ECMJ(株式会社ECマーケティング人財育成)

コンサルタントが教える!Eコマース成長の法則。1【no.1889】

(こちらは2021年公開のコラムです)

 前回の序章のコラムを読んでからこちらを読まれてください。

 「コンサルタントが教える!Eコマース成長の法則」というテーマで書いていきます。会社のひとつの「事業の柱」を目指してEコマース事業に取り組んでいくとき、事業者のみなさんがいくつか悩まれることがあると思います。ひとつは組織と人材について、もうひとつが初期コストの判断基準について、そしてネットショップのコンセプトについて、このあたりではないかと思います。ここからはこの3つの課題をひとつずつ解説していきます。

 ひとつ目はEコマース事業に本格的に取り組んでいくときの「組織と人材」についてです。Eコマース事業をどの部署に担当してもらうか、部署間を超越したプロジェクトチームを形成する方がいいのか、どんなメンバーにEコマース事業を担当してもらうのがいいのか。このような疑問を抱えている会社さんがいらっしゃるかと思います。まずどんなメンバーにEコマース事業を担当してもらうのがいいのか。人材の部分から考えていきましょう。

## 与えられた情報

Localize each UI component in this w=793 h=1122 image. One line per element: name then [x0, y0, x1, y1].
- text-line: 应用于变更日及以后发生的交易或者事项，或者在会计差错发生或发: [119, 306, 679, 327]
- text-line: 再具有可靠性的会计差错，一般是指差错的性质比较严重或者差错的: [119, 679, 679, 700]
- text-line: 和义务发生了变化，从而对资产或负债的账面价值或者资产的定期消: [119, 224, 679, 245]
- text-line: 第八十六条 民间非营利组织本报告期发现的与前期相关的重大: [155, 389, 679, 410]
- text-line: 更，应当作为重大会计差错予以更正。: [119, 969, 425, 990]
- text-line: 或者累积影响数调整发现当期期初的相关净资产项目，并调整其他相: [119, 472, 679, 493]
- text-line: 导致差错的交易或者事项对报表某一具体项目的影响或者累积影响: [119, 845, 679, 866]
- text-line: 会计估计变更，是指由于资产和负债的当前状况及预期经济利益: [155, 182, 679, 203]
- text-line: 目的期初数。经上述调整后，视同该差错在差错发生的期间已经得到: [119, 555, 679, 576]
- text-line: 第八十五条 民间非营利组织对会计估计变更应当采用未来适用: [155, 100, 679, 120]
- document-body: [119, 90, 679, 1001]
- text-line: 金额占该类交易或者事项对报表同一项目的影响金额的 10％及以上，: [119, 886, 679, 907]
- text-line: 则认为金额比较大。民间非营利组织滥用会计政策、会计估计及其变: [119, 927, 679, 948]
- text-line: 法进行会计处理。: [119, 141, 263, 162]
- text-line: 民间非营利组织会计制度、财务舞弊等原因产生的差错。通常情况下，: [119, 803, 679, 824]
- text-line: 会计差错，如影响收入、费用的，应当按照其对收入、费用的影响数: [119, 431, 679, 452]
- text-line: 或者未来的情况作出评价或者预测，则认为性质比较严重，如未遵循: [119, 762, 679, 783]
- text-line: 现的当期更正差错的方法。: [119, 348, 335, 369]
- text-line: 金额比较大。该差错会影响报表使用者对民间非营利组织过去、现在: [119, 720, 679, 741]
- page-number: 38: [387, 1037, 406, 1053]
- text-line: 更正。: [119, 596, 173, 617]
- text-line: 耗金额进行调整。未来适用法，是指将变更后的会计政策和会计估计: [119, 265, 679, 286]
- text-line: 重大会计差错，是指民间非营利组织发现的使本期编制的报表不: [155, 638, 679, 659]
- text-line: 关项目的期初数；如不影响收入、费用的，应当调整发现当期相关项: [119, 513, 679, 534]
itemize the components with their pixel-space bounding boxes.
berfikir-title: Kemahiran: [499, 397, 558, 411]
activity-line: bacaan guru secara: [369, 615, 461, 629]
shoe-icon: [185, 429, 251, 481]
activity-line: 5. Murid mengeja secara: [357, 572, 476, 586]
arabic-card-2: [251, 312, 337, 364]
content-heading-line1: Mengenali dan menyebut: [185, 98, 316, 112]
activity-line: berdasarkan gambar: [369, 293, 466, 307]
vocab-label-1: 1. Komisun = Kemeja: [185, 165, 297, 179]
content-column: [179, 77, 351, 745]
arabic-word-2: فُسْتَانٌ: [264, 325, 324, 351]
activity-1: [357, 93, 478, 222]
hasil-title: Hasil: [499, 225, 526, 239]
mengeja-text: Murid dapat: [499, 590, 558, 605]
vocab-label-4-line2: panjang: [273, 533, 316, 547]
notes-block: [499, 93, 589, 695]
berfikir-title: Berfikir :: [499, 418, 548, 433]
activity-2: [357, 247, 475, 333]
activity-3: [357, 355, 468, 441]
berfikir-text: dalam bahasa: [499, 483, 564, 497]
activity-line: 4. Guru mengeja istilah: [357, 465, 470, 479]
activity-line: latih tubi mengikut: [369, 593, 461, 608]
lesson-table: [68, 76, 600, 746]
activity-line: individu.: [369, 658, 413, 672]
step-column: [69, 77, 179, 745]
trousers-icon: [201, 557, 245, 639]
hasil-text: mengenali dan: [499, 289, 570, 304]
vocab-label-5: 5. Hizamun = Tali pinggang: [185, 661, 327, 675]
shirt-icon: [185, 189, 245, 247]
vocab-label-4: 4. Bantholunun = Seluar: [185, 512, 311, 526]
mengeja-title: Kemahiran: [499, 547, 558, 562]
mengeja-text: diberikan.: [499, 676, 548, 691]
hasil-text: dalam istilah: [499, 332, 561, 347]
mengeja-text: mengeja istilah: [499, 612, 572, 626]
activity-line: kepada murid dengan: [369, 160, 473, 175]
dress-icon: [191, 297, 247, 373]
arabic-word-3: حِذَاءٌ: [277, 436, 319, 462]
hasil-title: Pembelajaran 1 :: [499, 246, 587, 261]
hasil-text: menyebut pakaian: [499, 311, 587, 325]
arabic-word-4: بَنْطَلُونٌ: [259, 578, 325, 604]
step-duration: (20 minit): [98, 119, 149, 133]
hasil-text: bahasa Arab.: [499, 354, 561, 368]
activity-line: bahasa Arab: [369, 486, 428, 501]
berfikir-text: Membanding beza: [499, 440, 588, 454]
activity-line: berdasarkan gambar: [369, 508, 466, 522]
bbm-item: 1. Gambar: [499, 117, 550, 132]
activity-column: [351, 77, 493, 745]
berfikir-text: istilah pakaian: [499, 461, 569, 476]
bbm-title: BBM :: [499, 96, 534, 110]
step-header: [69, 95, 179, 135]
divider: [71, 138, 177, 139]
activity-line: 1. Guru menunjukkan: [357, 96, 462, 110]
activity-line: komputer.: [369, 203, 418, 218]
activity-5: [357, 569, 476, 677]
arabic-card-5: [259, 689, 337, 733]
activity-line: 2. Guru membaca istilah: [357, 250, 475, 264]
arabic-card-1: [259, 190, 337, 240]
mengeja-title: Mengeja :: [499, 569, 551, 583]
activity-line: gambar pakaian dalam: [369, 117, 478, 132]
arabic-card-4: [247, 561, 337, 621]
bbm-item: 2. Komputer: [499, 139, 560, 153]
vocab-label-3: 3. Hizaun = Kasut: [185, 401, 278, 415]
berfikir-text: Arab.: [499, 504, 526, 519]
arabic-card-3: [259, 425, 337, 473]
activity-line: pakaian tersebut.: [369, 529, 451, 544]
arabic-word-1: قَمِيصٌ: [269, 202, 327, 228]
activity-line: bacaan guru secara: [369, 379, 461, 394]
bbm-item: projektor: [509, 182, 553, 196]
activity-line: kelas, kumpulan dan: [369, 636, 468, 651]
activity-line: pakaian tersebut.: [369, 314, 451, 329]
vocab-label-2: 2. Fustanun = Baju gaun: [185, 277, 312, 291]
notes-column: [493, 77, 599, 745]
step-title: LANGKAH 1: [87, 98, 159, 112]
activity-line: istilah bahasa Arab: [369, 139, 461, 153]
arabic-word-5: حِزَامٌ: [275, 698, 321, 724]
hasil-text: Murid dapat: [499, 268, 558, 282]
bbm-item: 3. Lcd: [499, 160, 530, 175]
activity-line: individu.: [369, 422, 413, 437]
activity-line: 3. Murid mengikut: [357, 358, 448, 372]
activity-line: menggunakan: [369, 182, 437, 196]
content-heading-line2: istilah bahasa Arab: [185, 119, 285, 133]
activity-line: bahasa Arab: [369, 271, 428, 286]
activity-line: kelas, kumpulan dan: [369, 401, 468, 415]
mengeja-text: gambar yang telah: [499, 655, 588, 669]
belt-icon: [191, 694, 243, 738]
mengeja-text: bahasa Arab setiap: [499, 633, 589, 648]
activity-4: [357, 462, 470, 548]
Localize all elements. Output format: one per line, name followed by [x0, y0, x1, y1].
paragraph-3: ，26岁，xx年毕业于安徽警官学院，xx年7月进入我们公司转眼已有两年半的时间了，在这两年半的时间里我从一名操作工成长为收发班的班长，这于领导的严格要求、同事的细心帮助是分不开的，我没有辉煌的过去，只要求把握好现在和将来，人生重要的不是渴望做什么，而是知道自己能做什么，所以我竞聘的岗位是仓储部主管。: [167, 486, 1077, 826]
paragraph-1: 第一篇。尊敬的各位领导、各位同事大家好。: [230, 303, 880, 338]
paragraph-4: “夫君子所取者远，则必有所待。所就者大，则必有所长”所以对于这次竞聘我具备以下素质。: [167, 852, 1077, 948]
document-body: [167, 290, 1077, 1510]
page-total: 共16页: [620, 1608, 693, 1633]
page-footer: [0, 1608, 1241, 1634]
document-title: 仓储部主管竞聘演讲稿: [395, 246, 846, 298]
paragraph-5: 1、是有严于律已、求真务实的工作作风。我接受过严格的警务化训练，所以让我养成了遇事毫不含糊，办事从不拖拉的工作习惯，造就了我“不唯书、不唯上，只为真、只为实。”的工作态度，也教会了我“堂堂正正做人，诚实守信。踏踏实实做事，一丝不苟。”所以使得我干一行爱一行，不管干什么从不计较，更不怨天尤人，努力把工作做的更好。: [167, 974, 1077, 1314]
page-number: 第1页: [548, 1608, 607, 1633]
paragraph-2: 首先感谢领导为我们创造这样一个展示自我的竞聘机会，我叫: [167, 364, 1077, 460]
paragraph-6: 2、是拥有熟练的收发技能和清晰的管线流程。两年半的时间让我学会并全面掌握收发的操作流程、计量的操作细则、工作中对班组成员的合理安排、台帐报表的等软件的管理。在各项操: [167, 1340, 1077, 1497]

## やること
1. 資料の先頭の行から「513, 679, 534]」を含む行までを、その行も含めて、1行につき1つの文字列とするJSONのリストに変換せよ。空行は入れないこと。
2. Eコマース成長の法則を扱った抜粋を、最後の文の後から書き継げ。
抜粋と資料は互いに無関係である。

## 解答
1.
[
  "Localize each UI component in this w=793 h=1122 image. One line per element: name then [x0, y0, x1, y1].",
  "- text-line: 应用于变更日及以后发生的交易或者事项，或者在会计差错发生或发: [119, 306, 679, 327]",
  "- text-line: 再具有可靠性的会计差错，一般是指差错的性质比较严重或者差错的: [119, 679, 679, 700]",
  "- text-line: 和义务发生了变化，从而对资产或负债的账面价值或者资产的定期消: [119, 224, 679, 245]",
  "- text-line: 第八十六条 民间非营利组织本报告期发现的与前期相关的重大: [155, 389, 679, 410]",
  "- text-line: 更，应当作为重大会计差错予以更正。: [119, 969, 425, 990]",
  "- text-line: 或者累积影响数调整发现当期期初的相关净资产项目，并调整其他相: [119, 472, 679, 493]",
  "- text-line: 导致差错的交易或者事项对报表某一具体项目的影响或者累积影响: [119, 845, 679, 866]",
  "- text-line: 会计估计变更，是指由于资产和负债的当前状况及预期经济利益: [155, 182, 679, 203]",
  "- text-line: 目的期初数。经上述调整后，视同该差错在差错发生的期间已经得到: [119, 555, 679, 576]",
  "- text-line: 第八十五条 民间非营利组织对会计估计变更应当采用未来适用: [155, 100, 679, 120]",
  "- document-body: [119, 90, 679, 1001]",
  "- text-line: 金额占该类交易或者事项对报表同一项目的影响金额的 10％及以上，: [119, 886, 679, 907]",
  "- text-line: 则认为金额比较大。民间非营利组织滥用会计政策、会计估计及其变: [119, 927, 679, 948]",
  "- text-line: 法进行会计处理。: [119, 141, 263, 162]",
  "- text-line: 民间非营利组织会计制度、财务舞弊等原因产生的差错。通常情况下，: [119, 803, 679, 824]",
  "- text-line: 会计差错，如影响收入、费用的，应当按照其对收入、费用的影响数: [119, 431, 679, 452]",
  "- text-line: 或者未来的情况作出评价或者预测，则认为性质比较严重，如未遵循: [119, 762, 679, 783]",
  "- text-line: 现的当期更正差错的方法。: [119, 348, 335, 369]",
  "- text-line: 金额比较大。该差错会影响报表使用者对民间非营利组织过去、现在: [119, 720, 679, 741]",
  "- page-number: 38: [387, 1037, 406, 1053]",
  "- text-line: 更正。: [119, 596, 173, 617]",
  "- text-line: 耗金额进行调整。未来适用法，是指将变更后的会计政策和会计估计: [119, 265, 679, 286]",
  "- text-line: 重大会计差错，是指民间非营利组织发现的使本期编制的报表不: [155, 638, 679, 659]",
  "- text-line: 关项目的期初数；如不影响收入、费用的，应当调整发现当期相关项: [119, 513, 679, 534]"
]

2.
 このコラムを読まれている会社さんではすでに明確にEコマースの担当者を決めているところもあるかと思います。その場合は当然ですが、その担当者さんにお任せするのが良いと思います。特別な理由がなければ途中で変える必要はありません。ただ、これからEコマースのチームをつくる、再編成をおこなう、担当者を決めるといった場合であれば、少なくとも「自社のサービス、商品、そして業務の知識がある」かつ「デジタル(特にスマートフォン)に抵抗がない」方を選択した方が良いかもしれません。入社3-4年目の若手社員みたいなイメージでしょうか。

 まず前者の「自社のサービス、商品、そして業務の知識がある」についてです。オンラインで独自のサービスを展開していく可能性はあるものの、基本的にEコマースは既存のサービスや商品の販売チャネルのひとつとしてスタートすることになります。「自社のサービス、商品」の知識がなければその魅力をお客様に伝えることができません。またEコマース事業の仕事にはWEB制作やインターネット広告といったオンライン上の仕事以外にも、在庫管理や発送業務などバックオフィスの仕事も含まれます。「自社の業務知識」がなければ会社全体を巻き込んでいくのは難しいでしょう。

 Eコマースの担当者を「採用」で補うか「育成」で任せるか、という議論がありますが、社内メンバーの「育成」をおすすめする理由がこれです。「採用」で補った人材はあなたの会社のサービスのことも商品のことも業務のこともよくわかっていません。企業というのは独自の文化やローカルルールのかたまりなので、インターネットの知識やパソコンソフトのスキルを持っていたとしても、組織に順応し周りを巻き込んでいけるかといえば別の問題です。人材の成長の時間は多少みることになりますが、「育成」の選択肢をとった方が持続的な成長が実現できると思います。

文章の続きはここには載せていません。